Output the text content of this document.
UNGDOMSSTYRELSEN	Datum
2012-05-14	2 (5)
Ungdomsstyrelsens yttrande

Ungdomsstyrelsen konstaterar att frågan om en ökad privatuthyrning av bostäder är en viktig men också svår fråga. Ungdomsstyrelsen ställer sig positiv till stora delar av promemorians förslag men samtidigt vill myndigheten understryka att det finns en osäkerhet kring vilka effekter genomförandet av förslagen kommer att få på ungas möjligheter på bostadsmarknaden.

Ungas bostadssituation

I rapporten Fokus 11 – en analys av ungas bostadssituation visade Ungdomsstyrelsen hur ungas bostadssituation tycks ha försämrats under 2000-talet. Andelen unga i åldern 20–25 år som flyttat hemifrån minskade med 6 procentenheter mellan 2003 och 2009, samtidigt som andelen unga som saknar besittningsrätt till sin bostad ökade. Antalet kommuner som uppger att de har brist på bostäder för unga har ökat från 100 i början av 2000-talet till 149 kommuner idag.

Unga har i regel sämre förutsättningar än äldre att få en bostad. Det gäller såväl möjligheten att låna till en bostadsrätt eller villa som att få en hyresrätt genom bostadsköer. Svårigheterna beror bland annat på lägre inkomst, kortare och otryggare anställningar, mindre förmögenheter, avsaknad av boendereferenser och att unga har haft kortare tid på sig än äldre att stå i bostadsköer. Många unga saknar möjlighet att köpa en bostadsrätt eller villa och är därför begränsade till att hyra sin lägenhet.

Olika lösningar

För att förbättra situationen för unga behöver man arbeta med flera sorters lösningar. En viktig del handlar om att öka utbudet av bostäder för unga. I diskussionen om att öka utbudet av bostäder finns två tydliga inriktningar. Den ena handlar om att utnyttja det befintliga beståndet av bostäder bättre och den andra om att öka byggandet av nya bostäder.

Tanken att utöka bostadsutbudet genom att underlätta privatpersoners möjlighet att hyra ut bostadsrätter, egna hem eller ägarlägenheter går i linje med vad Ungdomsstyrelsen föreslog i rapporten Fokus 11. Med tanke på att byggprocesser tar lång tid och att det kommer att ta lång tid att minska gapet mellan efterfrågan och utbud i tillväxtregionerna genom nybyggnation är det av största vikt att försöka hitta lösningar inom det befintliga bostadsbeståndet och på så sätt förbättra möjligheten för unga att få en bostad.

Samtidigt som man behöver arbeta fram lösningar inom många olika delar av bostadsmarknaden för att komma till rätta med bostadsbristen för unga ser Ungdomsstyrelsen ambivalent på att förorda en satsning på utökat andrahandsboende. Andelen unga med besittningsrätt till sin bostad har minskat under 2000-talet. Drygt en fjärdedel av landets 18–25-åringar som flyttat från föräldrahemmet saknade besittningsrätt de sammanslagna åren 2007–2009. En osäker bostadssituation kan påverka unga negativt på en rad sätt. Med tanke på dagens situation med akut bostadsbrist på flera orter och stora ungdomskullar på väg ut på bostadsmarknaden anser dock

***

WORK INSTRUCTIONS » Give the listing above again in full, with no word altered.

OUTPUT FOR THIS TASK »
Output the text content of this document.
UNGDOMSSTYRELSEN	Datum
2012-05-14	2 (5)
Ungdomsstyrelsens yttrande

Ungdomsstyrelsen konstaterar att frågan om en ökad privatuthyrning av bostäder är en viktig men också svår fråga. Ungdomsstyrelsen ställer sig positiv till stora delar av promemorians förslag men samtidigt vill myndigheten understryka att det finns en osäkerhet kring vilka effekter genomförandet av förslagen kommer att få på ungas möjligheter på bostadsmarknaden.

Ungas bostadssituation

I rapporten Fokus 11 – en analys av ungas bostadssituation visade Ungdomsstyrelsen hur ungas bostadssituation tycks ha försämrats under 2000-talet. Andelen unga i åldern 20–25 år som flyttat hemifrån minskade med 6 procentenheter mellan 2003 och 2009, samtidigt som andelen unga som saknar besittningsrätt till sin bostad ökade. Antalet kommuner som uppger att de har brist på bostäder för unga har ökat från 100 i början av 2000-talet till 149 kommuner idag.

Unga har i regel sämre förutsättningar än äldre att få en bostad. Det gäller såväl möjligheten att låna till en bostadsrätt eller villa som att få en hyresrätt genom bostadsköer. Svårigheterna beror bland annat på lägre inkomst, kortare och otryggare anställningar, mindre förmögenheter, avsaknad av boendereferenser och att unga har haft kortare tid på sig än äldre att stå i bostadsköer. Många unga saknar möjlighet att köpa en bostadsrätt eller villa och är därför begränsade till att hyra sin lägenhet.

Olika lösningar

För att förbättra situationen för unga behöver man arbeta med flera sorters lösningar. En viktig del handlar om att öka utbudet av bostäder för unga. I diskussionen om att öka utbudet av bostäder finns två tydliga inriktningar. Den ena handlar om att utnyttja det befintliga beståndet av bostäder bättre och den andra om att öka byggandet av nya bostäder.

Tanken att utöka bostadsutbudet genom att underlätta privatpersoners möjlighet att hyra ut bostadsrätter, egna hem eller ägarlägenheter går i linje med vad Ungdomsstyrelsen föreslog i rapporten Fokus 11. Med tanke på att byggprocesser tar lång tid och att det kommer att ta lång tid att minska gapet mellan efterfrågan och utbud i tillväxtregionerna genom nybyggnation är det av största vikt att försöka hitta lösningar inom det befintliga bostadsbeståndet och på så sätt förbättra möjligheten för unga att få en bostad.

Samtidigt som man behöver arbeta fram lösningar inom många olika delar av bostadsmarknaden för att komma till rätta med bostadsbristen för unga ser Ungdomsstyrelsen ambivalent på att förorda en satsning på utökat andrahandsboende. Andelen unga med besittningsrätt till sin bostad har minskat under 2000-talet. Drygt en fjärdedel av landets 18–25-åringar som flyttat från föräldrahemmet saknade besittningsrätt de sammanslagna åren 2007–2009. En osäker bostadssituation kan påverka unga negativt på en rad sätt. Med tanke på dagens situation med akut bostadsbrist på flera orter och stora ungdomskullar på väg ut på bostadsmarknaden anser dock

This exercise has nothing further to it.